++++ DATASET CONTENT

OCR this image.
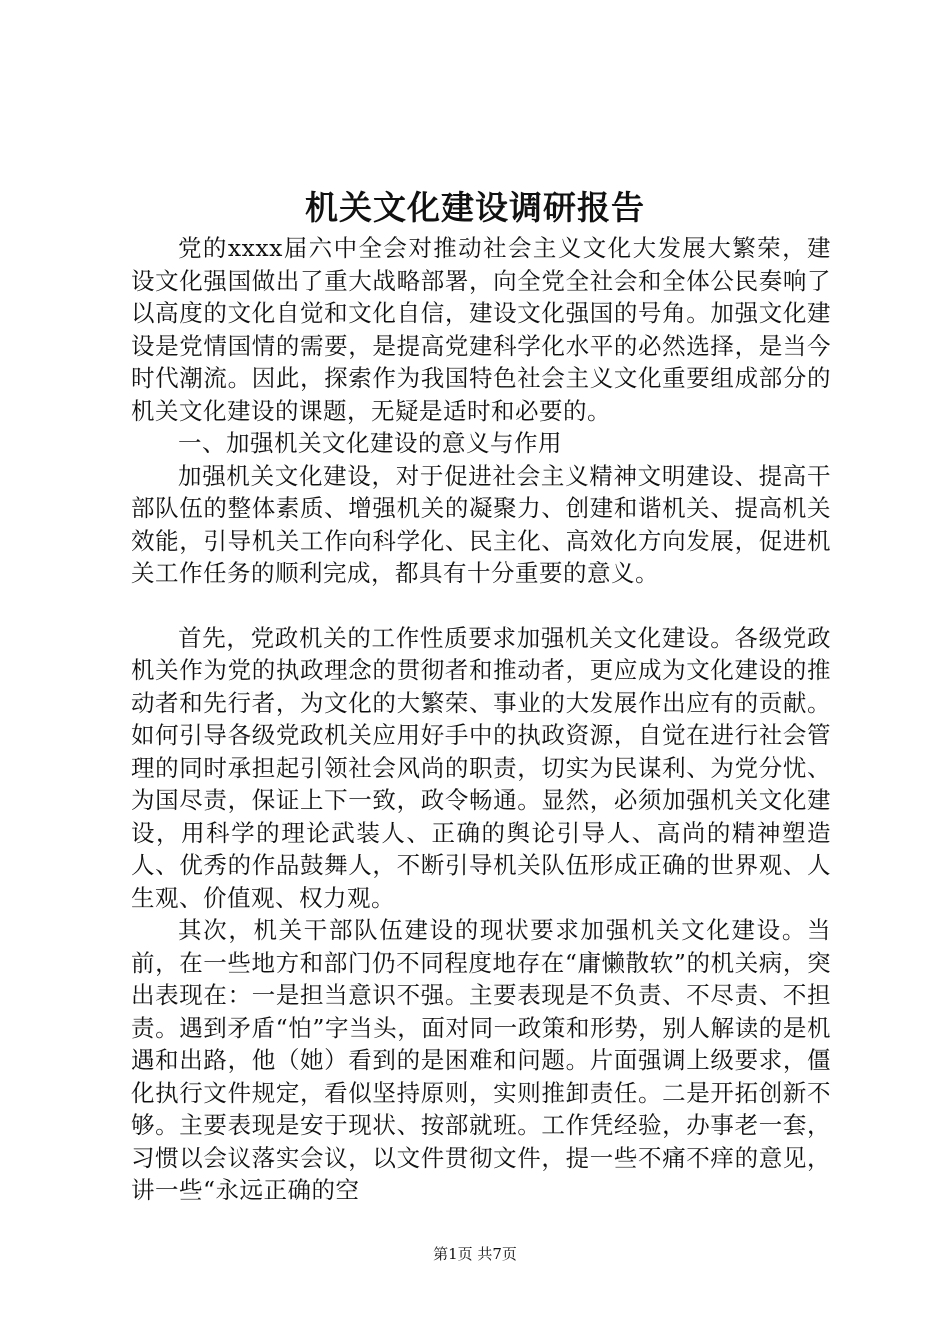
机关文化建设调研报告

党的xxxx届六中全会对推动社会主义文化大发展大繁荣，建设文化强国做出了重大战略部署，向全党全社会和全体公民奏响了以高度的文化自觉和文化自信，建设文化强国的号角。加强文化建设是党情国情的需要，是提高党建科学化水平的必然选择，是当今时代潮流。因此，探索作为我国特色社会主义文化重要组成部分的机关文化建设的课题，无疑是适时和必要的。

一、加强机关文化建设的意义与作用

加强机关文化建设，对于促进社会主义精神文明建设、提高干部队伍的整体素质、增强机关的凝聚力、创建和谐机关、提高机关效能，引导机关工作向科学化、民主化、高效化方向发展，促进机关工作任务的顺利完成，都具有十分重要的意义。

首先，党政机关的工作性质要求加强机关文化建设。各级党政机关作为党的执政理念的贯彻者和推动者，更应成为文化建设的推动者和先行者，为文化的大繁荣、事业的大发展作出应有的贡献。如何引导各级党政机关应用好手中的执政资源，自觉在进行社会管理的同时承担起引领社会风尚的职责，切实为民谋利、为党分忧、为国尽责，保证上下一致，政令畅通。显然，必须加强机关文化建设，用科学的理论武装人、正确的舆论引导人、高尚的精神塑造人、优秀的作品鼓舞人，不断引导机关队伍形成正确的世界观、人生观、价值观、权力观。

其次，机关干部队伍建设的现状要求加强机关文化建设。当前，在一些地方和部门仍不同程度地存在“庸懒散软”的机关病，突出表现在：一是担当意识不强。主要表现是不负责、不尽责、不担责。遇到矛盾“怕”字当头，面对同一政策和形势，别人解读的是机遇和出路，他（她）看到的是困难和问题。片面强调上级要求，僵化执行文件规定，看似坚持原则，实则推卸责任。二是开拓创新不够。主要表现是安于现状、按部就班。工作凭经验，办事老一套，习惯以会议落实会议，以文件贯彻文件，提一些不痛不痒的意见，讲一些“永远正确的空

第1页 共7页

++++++++
++++ DATASET CONTENT

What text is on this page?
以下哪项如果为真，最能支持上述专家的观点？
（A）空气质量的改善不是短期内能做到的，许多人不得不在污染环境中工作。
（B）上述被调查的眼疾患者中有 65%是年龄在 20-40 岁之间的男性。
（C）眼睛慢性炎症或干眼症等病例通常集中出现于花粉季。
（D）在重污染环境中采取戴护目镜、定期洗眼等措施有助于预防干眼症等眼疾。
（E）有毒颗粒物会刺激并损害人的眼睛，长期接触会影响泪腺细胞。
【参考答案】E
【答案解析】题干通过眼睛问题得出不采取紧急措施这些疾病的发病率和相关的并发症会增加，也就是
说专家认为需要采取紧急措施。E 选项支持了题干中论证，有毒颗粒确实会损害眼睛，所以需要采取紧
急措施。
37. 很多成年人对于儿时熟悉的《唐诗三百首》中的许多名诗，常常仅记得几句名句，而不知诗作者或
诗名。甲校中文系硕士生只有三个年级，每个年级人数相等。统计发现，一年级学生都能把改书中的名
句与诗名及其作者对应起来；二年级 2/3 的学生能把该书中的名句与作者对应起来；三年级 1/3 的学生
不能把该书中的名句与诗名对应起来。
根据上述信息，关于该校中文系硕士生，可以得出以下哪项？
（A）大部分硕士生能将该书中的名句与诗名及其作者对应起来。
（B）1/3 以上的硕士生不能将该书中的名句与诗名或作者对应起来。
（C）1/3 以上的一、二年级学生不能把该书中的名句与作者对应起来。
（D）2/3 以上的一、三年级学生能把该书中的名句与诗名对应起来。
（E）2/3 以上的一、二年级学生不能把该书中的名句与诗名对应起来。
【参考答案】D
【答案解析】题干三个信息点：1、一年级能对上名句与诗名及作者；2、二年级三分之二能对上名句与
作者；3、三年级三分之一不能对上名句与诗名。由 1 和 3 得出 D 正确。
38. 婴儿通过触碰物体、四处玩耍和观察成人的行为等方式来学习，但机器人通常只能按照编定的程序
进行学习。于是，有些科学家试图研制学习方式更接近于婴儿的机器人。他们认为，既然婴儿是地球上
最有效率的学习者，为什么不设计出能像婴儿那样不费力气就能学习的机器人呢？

++++++++

● **TASK BRIEF**
Select every line of the material above holding the word "以上的一" and copy it.

● **RESULT**
（C）1/3 以上的一、二年级学生不能把该书中的名句与作者对应起来。
（D）2/3 以上的一、三年级学生能把该书中的名句与诗名对应起来。
（E）2/3 以上的一、二年级学生不能把该书中的名句与诗名对应起来。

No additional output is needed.